[Saved entries]
/---
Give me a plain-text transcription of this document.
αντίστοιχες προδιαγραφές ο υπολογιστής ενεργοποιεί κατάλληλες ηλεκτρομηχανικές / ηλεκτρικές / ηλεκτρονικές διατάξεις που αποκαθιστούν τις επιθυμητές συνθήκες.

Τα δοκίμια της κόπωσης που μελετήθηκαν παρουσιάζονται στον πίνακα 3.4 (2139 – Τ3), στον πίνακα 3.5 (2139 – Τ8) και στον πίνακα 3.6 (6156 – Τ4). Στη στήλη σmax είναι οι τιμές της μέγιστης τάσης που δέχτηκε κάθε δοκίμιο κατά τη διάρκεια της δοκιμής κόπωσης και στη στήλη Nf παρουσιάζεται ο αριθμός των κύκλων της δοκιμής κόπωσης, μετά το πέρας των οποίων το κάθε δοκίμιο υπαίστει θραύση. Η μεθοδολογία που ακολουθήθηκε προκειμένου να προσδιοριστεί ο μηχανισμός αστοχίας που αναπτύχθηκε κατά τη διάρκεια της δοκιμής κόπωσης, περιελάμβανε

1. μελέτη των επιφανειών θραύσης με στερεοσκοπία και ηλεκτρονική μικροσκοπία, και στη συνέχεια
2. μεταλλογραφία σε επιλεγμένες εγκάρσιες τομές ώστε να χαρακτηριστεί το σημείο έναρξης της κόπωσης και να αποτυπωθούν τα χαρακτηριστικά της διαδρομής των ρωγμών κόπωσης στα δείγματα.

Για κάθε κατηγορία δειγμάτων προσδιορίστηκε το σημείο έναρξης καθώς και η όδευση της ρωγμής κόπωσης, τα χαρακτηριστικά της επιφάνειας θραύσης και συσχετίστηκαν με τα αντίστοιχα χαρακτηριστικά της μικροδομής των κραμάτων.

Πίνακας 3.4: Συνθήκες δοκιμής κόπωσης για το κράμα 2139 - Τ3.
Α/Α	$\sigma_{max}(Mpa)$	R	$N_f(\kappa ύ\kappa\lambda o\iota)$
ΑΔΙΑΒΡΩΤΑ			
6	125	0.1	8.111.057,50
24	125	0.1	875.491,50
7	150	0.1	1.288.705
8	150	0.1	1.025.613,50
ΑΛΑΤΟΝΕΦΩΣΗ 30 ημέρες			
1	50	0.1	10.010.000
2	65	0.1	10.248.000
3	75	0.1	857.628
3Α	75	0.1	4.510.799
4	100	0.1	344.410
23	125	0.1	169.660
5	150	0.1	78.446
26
\---
*Exercise directions*.
Write out the whole listing exactly.

*Correct output*.
Give me a plain-text transcription of this document.
αντίστοιχες προδιαγραφές ο υπολογιστής ενεργοποιεί κατάλληλες ηλεκτρομηχανικές / ηλεκτρικές / ηλεκτρονικές διατάξεις που αποκαθιστούν τις επιθυμητές συνθήκες.

Τα δοκίμια της κόπωσης που μελετήθηκαν παρουσιάζονται στον πίνακα 3.4 (2139 – Τ3), στον πίνακα 3.5 (2139 – Τ8) και στον πίνακα 3.6 (6156 – Τ4). Στη στήλη σmax είναι οι τιμές της μέγιστης τάσης που δέχτηκε κάθε δοκίμιο κατά τη διάρκεια της δοκιμής κόπωσης και στη στήλη Nf παρουσιάζεται ο αριθμός των κύκλων της δοκιμής κόπωσης, μετά το πέρας των οποίων το κάθε δοκίμιο υπαίστει θραύση. Η μεθοδολογία που ακολουθήθηκε προκειμένου να προσδιοριστεί ο μηχανισμός αστοχίας που αναπτύχθηκε κατά τη διάρκεια της δοκιμής κόπωσης, περιελάμβανε

1. μελέτη των επιφανειών θραύσης με στερεοσκοπία και ηλεκτρονική μικροσκοπία, και στη συνέχεια
2. μεταλλογραφία σε επιλεγμένες εγκάρσιες τομές ώστε να χαρακτηριστεί το σημείο έναρξης της κόπωσης και να αποτυπωθούν τα χαρακτηριστικά της διαδρομής των ρωγμών κόπωσης στα δείγματα.

Για κάθε κατηγορία δειγμάτων προσδιορίστηκε το σημείο έναρξης καθώς και η όδευση της ρωγμής κόπωσης, τα χαρακτηριστικά της επιφάνειας θραύσης και συσχετίστηκαν με τα αντίστοιχα χαρακτηριστικά της μικροδομής των κραμάτων.

Πίνακας 3.4: Συνθήκες δοκιμής κόπωσης για το κράμα 2139 - Τ3.
Α/Α	$\sigma_{max}(Mpa)$	R	$N_f(\kappa ύ\kappa\lambda o\iota)$
ΑΔΙΑΒΡΩΤΑ			
6	125	0.1	8.111.057,50
24	125	0.1	875.491,50
7	150	0.1	1.288.705
8	150	0.1	1.025.613,50
ΑΛΑΤΟΝΕΦΩΣΗ 30 ημέρες			
1	50	0.1	10.010.000
2	65	0.1	10.248.000
3	75	0.1	857.628
3Α	75	0.1	4.510.799
4	100	0.1	344.410
23	125	0.1	169.660
5	150	0.1	78.446
26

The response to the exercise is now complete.